■ Task details:
Copy the lines below as they are; omit the images they contain.

[Data entries for graphics]
=======

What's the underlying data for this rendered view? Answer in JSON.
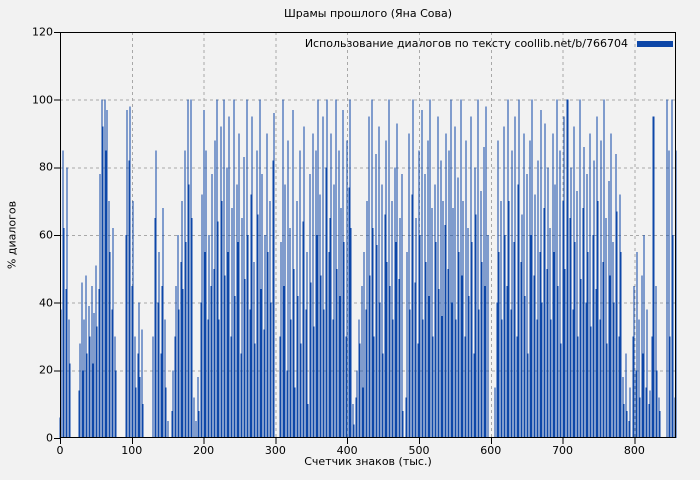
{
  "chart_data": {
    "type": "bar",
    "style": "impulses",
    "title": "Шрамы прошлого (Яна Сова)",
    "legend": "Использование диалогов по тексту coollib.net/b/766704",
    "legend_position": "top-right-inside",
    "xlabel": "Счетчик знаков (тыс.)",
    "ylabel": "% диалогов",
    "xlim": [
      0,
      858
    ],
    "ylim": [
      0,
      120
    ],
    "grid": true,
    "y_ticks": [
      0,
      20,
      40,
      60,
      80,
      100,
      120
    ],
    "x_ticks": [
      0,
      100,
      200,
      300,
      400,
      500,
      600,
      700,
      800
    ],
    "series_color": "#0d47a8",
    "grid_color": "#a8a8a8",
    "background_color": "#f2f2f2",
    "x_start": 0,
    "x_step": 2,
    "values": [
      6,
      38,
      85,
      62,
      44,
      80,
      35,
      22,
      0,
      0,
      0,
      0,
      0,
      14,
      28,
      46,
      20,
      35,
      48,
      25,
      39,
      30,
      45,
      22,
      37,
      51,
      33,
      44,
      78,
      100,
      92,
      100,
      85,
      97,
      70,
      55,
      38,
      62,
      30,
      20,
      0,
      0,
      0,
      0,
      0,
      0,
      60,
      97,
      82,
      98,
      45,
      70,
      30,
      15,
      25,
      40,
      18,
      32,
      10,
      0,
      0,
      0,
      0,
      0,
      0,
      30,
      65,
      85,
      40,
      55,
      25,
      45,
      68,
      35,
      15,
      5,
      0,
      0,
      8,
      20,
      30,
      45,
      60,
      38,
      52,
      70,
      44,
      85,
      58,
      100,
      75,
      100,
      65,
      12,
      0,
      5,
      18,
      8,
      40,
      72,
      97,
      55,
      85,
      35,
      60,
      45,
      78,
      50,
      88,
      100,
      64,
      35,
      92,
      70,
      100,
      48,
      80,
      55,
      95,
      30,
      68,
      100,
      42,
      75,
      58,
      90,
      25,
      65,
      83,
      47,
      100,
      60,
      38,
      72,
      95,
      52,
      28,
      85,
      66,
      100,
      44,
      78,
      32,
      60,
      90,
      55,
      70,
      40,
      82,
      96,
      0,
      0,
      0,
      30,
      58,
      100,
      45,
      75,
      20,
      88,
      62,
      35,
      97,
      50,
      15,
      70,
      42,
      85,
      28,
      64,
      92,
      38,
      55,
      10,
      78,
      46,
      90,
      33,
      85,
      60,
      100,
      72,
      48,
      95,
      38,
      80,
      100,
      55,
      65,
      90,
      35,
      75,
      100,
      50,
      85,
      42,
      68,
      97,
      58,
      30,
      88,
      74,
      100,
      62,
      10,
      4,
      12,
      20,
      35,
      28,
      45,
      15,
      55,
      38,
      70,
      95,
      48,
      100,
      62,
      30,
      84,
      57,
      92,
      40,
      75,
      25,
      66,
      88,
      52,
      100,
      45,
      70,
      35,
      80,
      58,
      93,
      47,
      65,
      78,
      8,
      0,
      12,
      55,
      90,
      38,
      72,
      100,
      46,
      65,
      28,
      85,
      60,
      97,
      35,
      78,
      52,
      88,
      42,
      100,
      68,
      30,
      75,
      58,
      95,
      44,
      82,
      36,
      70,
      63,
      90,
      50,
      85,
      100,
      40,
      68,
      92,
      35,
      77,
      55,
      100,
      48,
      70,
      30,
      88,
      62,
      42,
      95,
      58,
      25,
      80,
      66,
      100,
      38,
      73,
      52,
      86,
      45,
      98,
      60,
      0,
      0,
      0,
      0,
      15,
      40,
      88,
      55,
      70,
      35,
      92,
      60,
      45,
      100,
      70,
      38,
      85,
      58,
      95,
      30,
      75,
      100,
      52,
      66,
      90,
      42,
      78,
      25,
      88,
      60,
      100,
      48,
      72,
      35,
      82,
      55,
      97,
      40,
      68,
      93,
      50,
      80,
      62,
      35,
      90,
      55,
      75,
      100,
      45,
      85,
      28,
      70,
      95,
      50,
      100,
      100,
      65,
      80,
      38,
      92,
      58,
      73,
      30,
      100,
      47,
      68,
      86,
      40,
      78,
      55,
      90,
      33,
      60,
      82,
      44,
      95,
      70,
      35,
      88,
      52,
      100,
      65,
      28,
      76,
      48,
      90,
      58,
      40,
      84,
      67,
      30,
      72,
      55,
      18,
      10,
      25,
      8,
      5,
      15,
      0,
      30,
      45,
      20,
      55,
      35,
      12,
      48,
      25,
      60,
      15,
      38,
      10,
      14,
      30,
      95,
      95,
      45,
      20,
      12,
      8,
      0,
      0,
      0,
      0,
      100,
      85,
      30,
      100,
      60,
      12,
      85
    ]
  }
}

=======

■ Task solution:
What's the underlying data for this rendered view? Answer in JSON.
{
  "chart_data": {
    "type": "bar",
    "style": "impulses",
    "title": "Шрамы прошлого (Яна Сова)",
    "legend": "Использование диалогов по тексту coollib.net/b/766704",
    "legend_position": "top-right-inside",
    "xlabel": "Счетчик знаков (тыс.)",
    "ylabel": "% диалогов",
    "xlim": [
      0,
      858
    ],
    "ylim": [
      0,
      120
    ],
    "grid": true,
    "y_ticks": [
      0,
      20,
      40,
      60,
      80,
      100,
      120
    ],
    "x_ticks": [
      0,
      100,
      200,
      300,
      400,
      500,
      600,
      700,
      800
    ],
    "series_color": "#0d47a8",
    "grid_color": "#a8a8a8",
    "background_color": "#f2f2f2",
    "x_start": 0,
    "x_step": 2,
    "values": [
      6,
      38,
      85,
      62,
      44,
      80,
      35,
      22,
      0,
      0,
      0,
      0,
      0,
      14,
      28,
      46,
      20,
      35,
      48,
      25,
      39,
      30,
      45,
      22,
      37,
      51,
      33,
      44,
      78,
      100,
      92,
      100,
      85,
      97,
      70,
      55,
      38,
      62,
      30,
      20,
      0,
      0,
      0,
      0,
      0,
      0,
      60,
      97,
      82,
      98,
      45,
      70,
      30,
      15,
      25,
      40,
      18,
      32,
      10,
      0,
      0,
      0,
      0,
      0,
      0,
      30,
      65,
      85,
      40,
      55,
      25,
      45,
      68,
      35,
      15,
      5,
      0,
      0,
      8,
      20,
      30,
      45,
      60,
      38,
      52,
      70,
      44,
      85,
      58,
      100,
      75,
      100,
      65,
      12,
      0,
      5,
      18,
      8,
      40,
      72,
      97,
      55,
      85,
      35,
      60,
      45,
      78,
      50,
      88,
      100,
      64,
      35,
      92,
      70,
      100,
      48,
      80,
      55,
      95,
      30,
      68,
      100,
      42,
      75,
      58,
      90,
      25,
      65,
      83,
      47,
      100,
      60,
      38,
      72,
      95,
      52,
      28,
      85,
      66,
      100,
      44,
      78,
      32,
      60,
      90,
      55,
      70,
      40,
      82,
      96,
      0,
      0,
      0,
      30,
      58,
      100,
      45,
      75,
      20,
      88,
      62,
      35,
      97,
      50,
      15,
      70,
      42,
      85,
      28,
      64,
      92,
      38,
      55,
      10,
      78,
      46,
      90,
      33,
      85,
      60,
      100,
      72,
      48,
      95,
      38,
      80,
      100,
      55,
      65,
      90,
      35,
      75,
      100,
      50,
      85,
      42,
      68,
      97,
      58,
      30,
      88,
      74,
      100,
      62,
      10,
      4,
      12,
      20,
      35,
      28,
      45,
      15,
      55,
      38,
      70,
      95,
      48,
      100,
      62,
      30,
      84,
      57,
      92,
      40,
      75,
      25,
      66,
      88,
      52,
      100,
      45,
      70,
      35,
      80,
      58,
      93,
      47,
      65,
      78,
      8,
      0,
      12,
      55,
      90,
      38,
      72,
      100,
      46,
      65,
      28,
      85,
      60,
      97,
      35,
      78,
      52,
      88,
      42,
      100,
      68,
      30,
      75,
      58,
      95,
      44,
      82,
      36,
      70,
      63,
      90,
      50,
      85,
      100,
      40,
      68,
      92,
      35,
      77,
      55,
      100,
      48,
      70,
      30,
      88,
      62,
      42,
      95,
      58,
      25,
      80,
      66,
      100,
      38,
      73,
      52,
      86,
      45,
      98,
      60,
      0,
      0,
      0,
      0,
      15,
      40,
      88,
      55,
      70,
      35,
      92,
      60,
      45,
      100,
      70,
      38,
      85,
      58,
      95,
      30,
      75,
      100,
      52,
      66,
      90,
      42,
      78,
      25,
      88,
      60,
      100,
      48,
      72,
      35,
      82,
      55,
      97,
      40,
      68,
      93,
      50,
      80,
      62,
      35,
      90,
      55,
      75,
      100,
      45,
      85,
      28,
      70,
      95,
      50,
      100,
      100,
      65,
      80,
      38,
      92,
      58,
      73,
      30,
      100,
      47,
      68,
      86,
      40,
      78,
      55,
      90,
      33,
      60,
      82,
      44,
      95,
      70,
      35,
      88,
      52,
      100,
      65,
      28,
      76,
      48,
      90,
      58,
      40,
      84,
      67,
      30,
      72,
      55,
      18,
      10,
      25,
      8,
      5,
      15,
      0,
      30,
      45,
      20,
      55,
      35,
      12,
      48,
      25,
      60,
      15,
      38,
      10,
      14,
      30,
      95,
      95,
      45,
      20,
      12,
      8,
      0,
      0,
      0,
      0,
      100,
      85,
      30,
      100,
      60,
      12,
      85
    ]
  }
}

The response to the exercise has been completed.